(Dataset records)
»»

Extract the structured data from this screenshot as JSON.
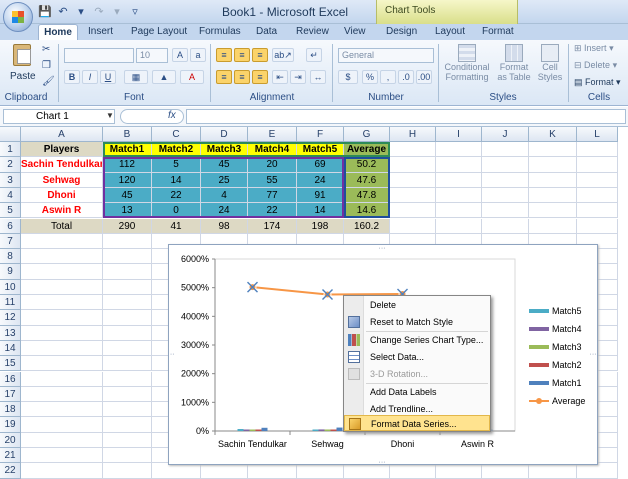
{
  "window": {
    "title": "Book1 - Microsoft Excel",
    "context_tab": "Chart Tools"
  },
  "tabs": [
    "Home",
    "Insert",
    "Page Layout",
    "Formulas",
    "Data",
    "Review",
    "View",
    "Design",
    "Layout",
    "Format"
  ],
  "ribbon": {
    "clipboard": {
      "label": "Clipboard",
      "paste": "Paste"
    },
    "font": {
      "label": "Font",
      "size": "10"
    },
    "alignment": {
      "label": "Alignment"
    },
    "number": {
      "label": "Number",
      "format": "General"
    },
    "styles": {
      "label": "Styles",
      "conditional": [
        "Conditional",
        "Formatting"
      ],
      "format_table": [
        "Format",
        "as Table"
      ],
      "cell_styles": [
        "Cell",
        "Styles"
      ]
    },
    "cells": {
      "label": "Cells",
      "insert": "Insert",
      "delete": "Delete",
      "format": "Format"
    }
  },
  "formula_bar": {
    "name_box": "Chart 1",
    "fx": "fx",
    "value": ""
  },
  "columns": [
    "A",
    "B",
    "C",
    "D",
    "E",
    "F",
    "G",
    "H",
    "I",
    "J",
    "K",
    "L"
  ],
  "rows": [
    "1",
    "2",
    "3",
    "4",
    "5",
    "6",
    "7",
    "8",
    "9",
    "10",
    "11",
    "12",
    "13",
    "14",
    "15",
    "16",
    "17",
    "18",
    "19",
    "20",
    "21",
    "22"
  ],
  "table": {
    "headers": [
      "Players",
      "Match1",
      "Match2",
      "Match3",
      "Match4",
      "Match5",
      "Average"
    ],
    "data": [
      [
        "Sachin Tendulkar",
        "112",
        "5",
        "45",
        "20",
        "69",
        "50.2"
      ],
      [
        "Sehwag",
        "120",
        "14",
        "25",
        "55",
        "24",
        "47.6"
      ],
      [
        "Dhoni",
        "45",
        "22",
        "4",
        "77",
        "91",
        "47.8"
      ],
      [
        "Aswin R",
        "13",
        "0",
        "24",
        "22",
        "14",
        "14.6"
      ]
    ],
    "total": [
      "Total",
      "290",
      "41",
      "98",
      "174",
      "198",
      "160.2"
    ]
  },
  "chart_data": {
    "type": "line",
    "categories": [
      "Sachin Tendulkar",
      "Sehwag",
      "Dhoni",
      "Aswin R"
    ],
    "y_ticks": [
      "6000%",
      "5000%",
      "4000%",
      "3000%",
      "2000%",
      "1000%",
      "0%"
    ],
    "ylim": [
      0,
      60
    ],
    "series": [
      {
        "name": "Match5",
        "color": "#4bacc6",
        "values": [
          69,
          24,
          91,
          14
        ]
      },
      {
        "name": "Match4",
        "color": "#8064a2",
        "values": [
          20,
          55,
          77,
          22
        ]
      },
      {
        "name": "Match3",
        "color": "#9bbb59",
        "values": [
          45,
          25,
          4,
          24
        ]
      },
      {
        "name": "Match2",
        "color": "#c0504d",
        "values": [
          5,
          14,
          22,
          0
        ]
      },
      {
        "name": "Match1",
        "color": "#4f81bd",
        "values": [
          112,
          120,
          45,
          13
        ]
      },
      {
        "name": "Average",
        "color": "#f79646",
        "values": [
          50.2,
          47.6,
          47.8,
          14.6
        ]
      }
    ]
  },
  "context_menu": {
    "items": [
      "Delete",
      "Reset to Match Style",
      "Change Series Chart Type...",
      "Select Data...",
      "3-D Rotation...",
      "Add Data Labels",
      "Add Trendline...",
      "Format Data Series..."
    ]
  },
  "colors": {
    "header_yellow": "#ffff00",
    "player_red": "#ff0000",
    "cell_teal": "#4bacc6",
    "avg_green": "#9bbb59",
    "header_tan": "#ddd9c4",
    "menu_highlight": "#ffe38f"
  }
}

««

Task goal -
Copy all the entries word for word. Omit any pictures.

Written answer -
Extract the structured data from this screenshot as JSON.
{
  "window": {
    "title": "Book1 - Microsoft Excel",
    "context_tab": "Chart Tools"
  },
  "tabs": [
    "Home",
    "Insert",
    "Page Layout",
    "Formulas",
    "Data",
    "Review",
    "View",
    "Design",
    "Layout",
    "Format"
  ],
  "ribbon": {
    "clipboard": {
      "label": "Clipboard",
      "paste": "Paste"
    },
    "font": {
      "label": "Font",
      "size": "10"
    },
    "alignment": {
      "label": "Alignment"
    },
    "number": {
      "label": "Number",
      "format": "General"
    },
    "styles": {
      "label": "Styles",
      "conditional": [
        "Conditional",
        "Formatting"
      ],
      "format_table": [
        "Format",
        "as Table"
      ],
      "cell_styles": [
        "Cell",
        "Styles"
      ]
    },
    "cells": {
      "label": "Cells",
      "insert": "Insert",
      "delete": "Delete",
      "format": "Format"
    }
  },
  "formula_bar": {
    "name_box": "Chart 1",
    "fx": "fx",
    "value": ""
  },
  "columns": [
    "A",
    "B",
    "C",
    "D",
    "E",
    "F",
    "G",
    "H",
    "I",
    "J",
    "K",
    "L"
  ],
  "rows": [
    "1",
    "2",
    "3",
    "4",
    "5",
    "6",
    "7",
    "8",
    "9",
    "10",
    "11",
    "12",
    "13",
    "14",
    "15",
    "16",
    "17",
    "18",
    "19",
    "20",
    "21",
    "22"
  ],
  "table": {
    "headers": [
      "Players",
      "Match1",
      "Match2",
      "Match3",
      "Match4",
      "Match5",
      "Average"
    ],
    "data": [
      [
        "Sachin Tendulkar",
        "112",
        "5",
        "45",
        "20",
        "69",
        "50.2"
      ],
      [
        "Sehwag",
        "120",
        "14",
        "25",
        "55",
        "24",
        "47.6"
      ],
      [
        "Dhoni",
        "45",
        "22",
        "4",
        "77",
        "91",
        "47.8"
      ],
      [
        "Aswin R",
        "13",
        "0",
        "24",
        "22",
        "14",
        "14.6"
      ]
    ],
    "total": [
      "Total",
      "290",
      "41",
      "98",
      "174",
      "198",
      "160.2"
    ]
  },
  "chart_data": {
    "type": "line",
    "categories": [
      "Sachin Tendulkar",
      "Sehwag",
      "Dhoni",
      "Aswin R"
    ],
    "y_ticks": [
      "6000%",
      "5000%",
      "4000%",
      "3000%",
      "2000%",
      "1000%",
      "0%"
    ],
    "ylim": [
      0,
      60
    ],
    "series": [
      {
        "name": "Match5",
        "color": "#4bacc6",
        "values": [
          69,
          24,
          91,
          14
        ]
      },
      {
        "name": "Match4",
        "color": "#8064a2",
        "values": [
          20,
          55,
          77,
          22
        ]
      },
      {
        "name": "Match3",
        "color": "#9bbb59",
        "values": [
          45,
          25,
          4,
          24
        ]
      },
      {
        "name": "Match2",
        "color": "#c0504d",
        "values": [
          5,
          14,
          22,
          0
        ]
      },
      {
        "name": "Match1",
        "color": "#4f81bd",
        "values": [
          112,
          120,
          45,
          13
        ]
      },
      {
        "name": "Average",
        "color": "#f79646",
        "values": [
          50.2,
          47.6,
          47.8,
          14.6
        ]
      }
    ]
  },
  "context_menu": {
    "items": [
      "Delete",
      "Reset to Match Style",
      "Change Series Chart Type...",
      "Select Data...",
      "3-D Rotation...",
      "Add Data Labels",
      "Add Trendline...",
      "Format Data Series..."
    ]
  },
  "colors": {
    "header_yellow": "#ffff00",
    "player_red": "#ff0000",
    "cell_teal": "#4bacc6",
    "avg_green": "#9bbb59",
    "header_tan": "#ddd9c4",
    "menu_highlight": "#ffe38f"
  }
}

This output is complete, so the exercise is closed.